AIM:
From the listing below, pull each line that includes "JSON".

INPUT MATERIAL:
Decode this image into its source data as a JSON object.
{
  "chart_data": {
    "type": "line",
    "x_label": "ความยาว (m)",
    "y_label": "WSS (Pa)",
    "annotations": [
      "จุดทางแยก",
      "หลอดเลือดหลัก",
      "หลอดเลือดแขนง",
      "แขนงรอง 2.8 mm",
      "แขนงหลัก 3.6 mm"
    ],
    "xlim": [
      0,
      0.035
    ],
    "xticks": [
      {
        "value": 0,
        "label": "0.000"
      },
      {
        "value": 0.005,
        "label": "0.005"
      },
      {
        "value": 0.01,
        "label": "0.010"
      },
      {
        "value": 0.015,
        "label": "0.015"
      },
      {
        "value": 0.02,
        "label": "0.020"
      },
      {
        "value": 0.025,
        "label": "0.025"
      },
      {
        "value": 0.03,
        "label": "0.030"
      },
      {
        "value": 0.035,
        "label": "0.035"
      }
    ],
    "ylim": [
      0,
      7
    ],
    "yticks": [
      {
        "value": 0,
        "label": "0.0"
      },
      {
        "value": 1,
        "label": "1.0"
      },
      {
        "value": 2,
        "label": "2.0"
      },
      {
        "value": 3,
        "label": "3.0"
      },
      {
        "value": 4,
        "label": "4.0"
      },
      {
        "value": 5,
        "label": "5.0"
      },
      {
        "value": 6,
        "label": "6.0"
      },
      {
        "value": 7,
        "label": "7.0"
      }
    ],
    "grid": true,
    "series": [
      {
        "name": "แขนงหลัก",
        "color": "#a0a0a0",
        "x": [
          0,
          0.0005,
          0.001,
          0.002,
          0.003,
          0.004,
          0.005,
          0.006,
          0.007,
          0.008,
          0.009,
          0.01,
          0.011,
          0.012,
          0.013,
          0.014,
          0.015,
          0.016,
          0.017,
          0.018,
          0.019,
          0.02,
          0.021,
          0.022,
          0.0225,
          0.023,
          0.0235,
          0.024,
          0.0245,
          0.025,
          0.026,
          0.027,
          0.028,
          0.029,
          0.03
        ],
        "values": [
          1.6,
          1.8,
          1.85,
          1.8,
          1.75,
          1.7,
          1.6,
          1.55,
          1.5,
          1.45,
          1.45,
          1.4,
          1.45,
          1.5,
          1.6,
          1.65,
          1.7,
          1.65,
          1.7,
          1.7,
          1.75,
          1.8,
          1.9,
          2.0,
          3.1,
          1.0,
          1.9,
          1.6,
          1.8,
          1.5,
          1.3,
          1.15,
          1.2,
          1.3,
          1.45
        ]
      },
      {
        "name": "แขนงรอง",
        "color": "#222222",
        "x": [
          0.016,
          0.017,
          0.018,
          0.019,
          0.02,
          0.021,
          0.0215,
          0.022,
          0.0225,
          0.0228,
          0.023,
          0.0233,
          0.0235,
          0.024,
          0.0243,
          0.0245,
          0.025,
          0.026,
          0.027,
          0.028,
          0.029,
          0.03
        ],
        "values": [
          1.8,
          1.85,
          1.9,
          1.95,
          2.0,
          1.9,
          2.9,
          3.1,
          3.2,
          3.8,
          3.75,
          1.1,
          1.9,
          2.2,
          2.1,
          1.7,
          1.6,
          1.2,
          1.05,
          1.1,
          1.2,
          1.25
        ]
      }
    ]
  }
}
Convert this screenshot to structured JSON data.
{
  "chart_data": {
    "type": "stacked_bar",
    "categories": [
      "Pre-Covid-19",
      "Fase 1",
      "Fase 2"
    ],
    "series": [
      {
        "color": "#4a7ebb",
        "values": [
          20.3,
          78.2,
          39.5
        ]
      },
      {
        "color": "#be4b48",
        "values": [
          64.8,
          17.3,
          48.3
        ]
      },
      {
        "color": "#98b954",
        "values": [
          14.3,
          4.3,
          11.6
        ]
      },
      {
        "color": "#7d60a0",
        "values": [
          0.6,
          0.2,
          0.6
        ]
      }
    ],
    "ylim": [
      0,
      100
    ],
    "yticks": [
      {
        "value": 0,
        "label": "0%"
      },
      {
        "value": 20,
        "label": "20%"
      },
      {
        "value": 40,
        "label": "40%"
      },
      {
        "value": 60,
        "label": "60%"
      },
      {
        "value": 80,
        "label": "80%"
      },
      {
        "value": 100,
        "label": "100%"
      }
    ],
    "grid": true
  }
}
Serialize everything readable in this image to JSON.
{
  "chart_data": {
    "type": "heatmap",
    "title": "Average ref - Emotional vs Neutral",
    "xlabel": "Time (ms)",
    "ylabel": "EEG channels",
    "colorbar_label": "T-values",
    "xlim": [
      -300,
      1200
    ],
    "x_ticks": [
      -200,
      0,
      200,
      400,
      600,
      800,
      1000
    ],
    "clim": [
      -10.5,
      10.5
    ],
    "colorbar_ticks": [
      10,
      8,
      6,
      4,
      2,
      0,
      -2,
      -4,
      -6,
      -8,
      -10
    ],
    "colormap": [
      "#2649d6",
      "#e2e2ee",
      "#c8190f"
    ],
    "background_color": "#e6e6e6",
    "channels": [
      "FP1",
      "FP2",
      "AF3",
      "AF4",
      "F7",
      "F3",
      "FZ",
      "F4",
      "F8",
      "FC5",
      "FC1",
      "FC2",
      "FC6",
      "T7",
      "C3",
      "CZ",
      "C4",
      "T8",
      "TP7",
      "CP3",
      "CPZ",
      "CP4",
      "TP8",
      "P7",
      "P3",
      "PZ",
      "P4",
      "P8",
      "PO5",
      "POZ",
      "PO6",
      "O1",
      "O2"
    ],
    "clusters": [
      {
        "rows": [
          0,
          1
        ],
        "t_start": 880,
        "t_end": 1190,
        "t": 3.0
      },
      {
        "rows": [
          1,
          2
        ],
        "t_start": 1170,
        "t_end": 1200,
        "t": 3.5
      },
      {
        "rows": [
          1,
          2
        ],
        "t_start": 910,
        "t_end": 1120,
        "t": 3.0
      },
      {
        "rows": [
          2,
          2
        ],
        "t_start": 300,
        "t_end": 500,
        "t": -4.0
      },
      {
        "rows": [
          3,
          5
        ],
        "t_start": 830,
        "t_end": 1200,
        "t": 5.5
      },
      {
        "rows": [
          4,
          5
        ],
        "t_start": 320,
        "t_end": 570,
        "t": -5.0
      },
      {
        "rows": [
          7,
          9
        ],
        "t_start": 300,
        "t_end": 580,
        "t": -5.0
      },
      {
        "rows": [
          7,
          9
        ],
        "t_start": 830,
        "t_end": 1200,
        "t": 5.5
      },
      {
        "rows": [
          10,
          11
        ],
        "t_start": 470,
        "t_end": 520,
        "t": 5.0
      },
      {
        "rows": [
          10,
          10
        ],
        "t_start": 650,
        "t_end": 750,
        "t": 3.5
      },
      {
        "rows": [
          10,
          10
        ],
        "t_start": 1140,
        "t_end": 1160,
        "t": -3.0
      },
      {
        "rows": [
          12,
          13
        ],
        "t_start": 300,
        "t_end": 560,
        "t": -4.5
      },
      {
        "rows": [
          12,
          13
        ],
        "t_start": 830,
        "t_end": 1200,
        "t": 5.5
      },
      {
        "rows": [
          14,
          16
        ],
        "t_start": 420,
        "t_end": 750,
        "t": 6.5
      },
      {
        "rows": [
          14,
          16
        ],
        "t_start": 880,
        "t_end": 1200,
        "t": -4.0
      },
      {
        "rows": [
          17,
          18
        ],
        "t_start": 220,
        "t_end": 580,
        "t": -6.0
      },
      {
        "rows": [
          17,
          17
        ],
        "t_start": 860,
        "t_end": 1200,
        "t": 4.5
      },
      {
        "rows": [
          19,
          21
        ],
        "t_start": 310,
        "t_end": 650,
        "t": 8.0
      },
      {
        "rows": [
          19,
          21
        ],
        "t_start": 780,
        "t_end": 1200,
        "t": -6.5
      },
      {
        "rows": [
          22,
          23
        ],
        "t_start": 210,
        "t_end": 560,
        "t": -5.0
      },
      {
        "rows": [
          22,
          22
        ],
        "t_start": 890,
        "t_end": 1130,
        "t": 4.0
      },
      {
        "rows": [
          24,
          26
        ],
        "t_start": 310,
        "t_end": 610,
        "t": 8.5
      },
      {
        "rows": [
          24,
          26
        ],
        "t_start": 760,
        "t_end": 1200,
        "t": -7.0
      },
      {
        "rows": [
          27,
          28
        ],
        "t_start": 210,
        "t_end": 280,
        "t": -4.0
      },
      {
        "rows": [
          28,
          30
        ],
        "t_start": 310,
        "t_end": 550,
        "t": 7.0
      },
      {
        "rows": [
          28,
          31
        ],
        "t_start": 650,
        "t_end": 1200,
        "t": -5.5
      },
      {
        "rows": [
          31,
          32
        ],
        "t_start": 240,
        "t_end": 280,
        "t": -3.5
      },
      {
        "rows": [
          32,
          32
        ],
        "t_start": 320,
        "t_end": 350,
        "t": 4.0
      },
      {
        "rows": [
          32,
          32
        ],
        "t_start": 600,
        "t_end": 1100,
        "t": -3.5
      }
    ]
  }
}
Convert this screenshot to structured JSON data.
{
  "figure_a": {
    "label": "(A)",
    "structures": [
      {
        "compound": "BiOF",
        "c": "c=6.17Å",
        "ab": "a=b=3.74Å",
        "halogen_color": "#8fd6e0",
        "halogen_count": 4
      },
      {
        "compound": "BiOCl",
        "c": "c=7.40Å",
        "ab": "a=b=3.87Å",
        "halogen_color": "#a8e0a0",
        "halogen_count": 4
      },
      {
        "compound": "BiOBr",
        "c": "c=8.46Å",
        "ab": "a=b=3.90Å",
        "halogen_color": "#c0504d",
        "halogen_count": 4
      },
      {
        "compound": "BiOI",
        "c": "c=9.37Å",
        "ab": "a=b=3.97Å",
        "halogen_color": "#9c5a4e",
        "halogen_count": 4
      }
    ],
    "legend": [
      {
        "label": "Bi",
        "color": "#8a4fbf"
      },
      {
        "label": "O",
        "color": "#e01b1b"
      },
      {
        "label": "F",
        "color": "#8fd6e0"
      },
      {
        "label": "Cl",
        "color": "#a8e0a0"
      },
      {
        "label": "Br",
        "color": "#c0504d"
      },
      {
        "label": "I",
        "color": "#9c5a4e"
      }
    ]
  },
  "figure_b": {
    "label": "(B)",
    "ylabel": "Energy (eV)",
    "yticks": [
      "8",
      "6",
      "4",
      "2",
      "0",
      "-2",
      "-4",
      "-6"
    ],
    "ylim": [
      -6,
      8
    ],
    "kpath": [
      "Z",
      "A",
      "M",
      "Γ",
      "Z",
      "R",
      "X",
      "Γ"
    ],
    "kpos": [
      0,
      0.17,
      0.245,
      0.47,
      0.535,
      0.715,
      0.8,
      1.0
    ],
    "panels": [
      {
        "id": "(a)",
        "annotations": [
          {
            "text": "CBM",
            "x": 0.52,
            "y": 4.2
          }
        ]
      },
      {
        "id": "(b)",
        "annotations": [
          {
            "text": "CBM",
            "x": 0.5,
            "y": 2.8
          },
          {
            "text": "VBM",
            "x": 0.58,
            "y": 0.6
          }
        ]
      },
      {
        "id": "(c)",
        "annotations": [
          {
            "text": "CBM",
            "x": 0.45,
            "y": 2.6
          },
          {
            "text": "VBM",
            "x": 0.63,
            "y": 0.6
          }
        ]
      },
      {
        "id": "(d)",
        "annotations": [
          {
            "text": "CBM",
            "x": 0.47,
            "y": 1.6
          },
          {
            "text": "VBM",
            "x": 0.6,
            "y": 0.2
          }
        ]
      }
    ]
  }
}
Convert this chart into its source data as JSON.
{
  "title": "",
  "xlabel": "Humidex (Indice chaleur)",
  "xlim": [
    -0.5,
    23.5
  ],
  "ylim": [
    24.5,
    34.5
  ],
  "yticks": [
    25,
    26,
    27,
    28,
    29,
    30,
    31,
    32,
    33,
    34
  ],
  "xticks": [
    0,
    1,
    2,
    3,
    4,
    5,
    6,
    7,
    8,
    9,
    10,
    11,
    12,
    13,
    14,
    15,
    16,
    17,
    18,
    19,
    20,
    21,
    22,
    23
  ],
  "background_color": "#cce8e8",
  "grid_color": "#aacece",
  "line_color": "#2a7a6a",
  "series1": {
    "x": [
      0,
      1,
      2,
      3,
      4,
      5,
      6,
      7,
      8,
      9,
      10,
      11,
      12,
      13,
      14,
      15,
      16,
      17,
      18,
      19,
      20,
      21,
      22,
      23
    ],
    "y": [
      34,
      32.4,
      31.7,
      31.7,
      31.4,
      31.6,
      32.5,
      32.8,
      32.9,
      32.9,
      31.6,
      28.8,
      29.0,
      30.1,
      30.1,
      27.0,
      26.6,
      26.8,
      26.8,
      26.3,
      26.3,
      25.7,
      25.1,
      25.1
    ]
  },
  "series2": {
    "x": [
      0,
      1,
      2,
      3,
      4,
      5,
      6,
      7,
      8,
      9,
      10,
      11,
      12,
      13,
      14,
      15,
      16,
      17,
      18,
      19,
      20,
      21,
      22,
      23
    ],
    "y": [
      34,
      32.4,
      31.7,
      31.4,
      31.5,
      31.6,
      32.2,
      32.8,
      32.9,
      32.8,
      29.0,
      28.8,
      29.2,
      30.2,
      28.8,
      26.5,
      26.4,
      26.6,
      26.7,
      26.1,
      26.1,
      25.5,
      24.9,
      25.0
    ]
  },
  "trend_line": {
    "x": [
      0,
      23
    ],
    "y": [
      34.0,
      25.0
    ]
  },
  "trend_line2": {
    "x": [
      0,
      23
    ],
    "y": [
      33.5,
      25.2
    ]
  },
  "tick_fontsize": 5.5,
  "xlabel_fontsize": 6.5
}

ANSWER TO THIS EXERCISE:
Decode this image into its source data as a JSON object.
Convert this screenshot to structured JSON data.
Serialize everything readable in this image to JSON.
Convert this screenshot to structured JSON data.
Convert this chart into its source data as JSON.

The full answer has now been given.